▸ **SHORT EXERCISE**
Without including any pictures, write out all the entries exactly.

---

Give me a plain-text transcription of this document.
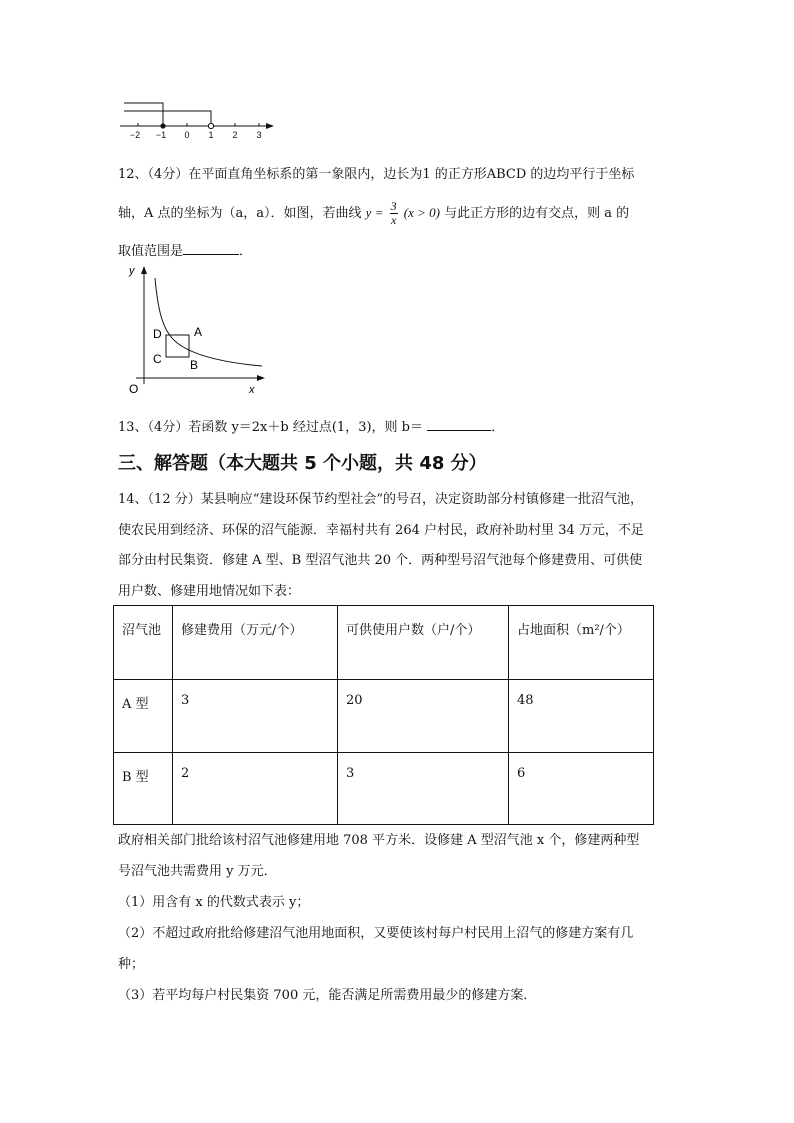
−2 −1 0 1 2 3
12、（4分）在平面直角坐标系的第一象限内，边长为1 的正方形ABCD 的边均平行于坐标
轴，A 点的坐标为（a，a）．如图，若曲线 $y = \frac{3}{x} (x > 0)$ 与此正方形的边有交点，则 a 的
取值范围是	．
y
x
O
D	A
C B
13、（4分）若函数 y＝2x＋b 经过点(1，3)，则 b＝	．
三、解答题（本大题共 5 个小题，共 48 分）
14、（12 分）某县响应“建设环保节约型社会”的号召，决定资助部分村镇修建一批沼气池，
使农民用到经济、环保的沼气能源．幸福村共有 264 户村民，政府补助村里 34 万元，不足
部分由村民集资．修建 A 型、B 型沼气池共 20 个．两种型号沼气池每个修建费用、可供使
用户数、修建用地情况如下表：
沼气池	修建费用（万元/个）	可供使用户数（户/个）	占地面积（m²/个）
A 型	3	20	48
B 型	2	3	6
政府相关部门批给该村沼气池修建用地 708 平方米．设修建 A 型沼气池 x 个，修建两种型
号沼气池共需费用 y 万元．
（1）用含有 x 的代数式表示 y；
（2）不超过政府批给修建沼气池用地面积，又要使该村每户村民用上沼气的修建方案有几
种；
（3）若平均每户村民集资 700 元，能否满足所需费用最少的修建方案．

---

▸ **ANSWER FOR THE TASK**
Give me a plain-text transcription of this document.
−2 −1 0 1 2 3
12、（4分）在平面直角坐标系的第一象限内，边长为1 的正方形ABCD 的边均平行于坐标
轴，A 点的坐标为（a，a）．如图，若曲线 $y = \frac{3}{x} (x > 0)$ 与此正方形的边有交点，则 a 的
取值范围是	．
y
x
O
D	A
C B
13、（4分）若函数 y＝2x＋b 经过点(1，3)，则 b＝	．
三、解答题（本大题共 5 个小题，共 48 分）
14、（12 分）某县响应“建设环保节约型社会”的号召，决定资助部分村镇修建一批沼气池，
使农民用到经济、环保的沼气能源．幸福村共有 264 户村民，政府补助村里 34 万元，不足
部分由村民集资．修建 A 型、B 型沼气池共 20 个．两种型号沼气池每个修建费用、可供使
用户数、修建用地情况如下表：
沼气池	修建费用（万元/个）	可供使用户数（户/个）	占地面积（m²/个）
A 型	3	20	48
B 型	2	3	6
政府相关部门批给该村沼气池修建用地 708 平方米．设修建 A 型沼气池 x 个，修建两种型
号沼气池共需费用 y 万元．
（1）用含有 x 的代数式表示 y；
（2）不超过政府批给修建沼气池用地面积，又要使该村每户村民用上沼气的修建方案有几
种；
（3）若平均每户村民集资 700 元，能否满足所需费用最少的修建方案．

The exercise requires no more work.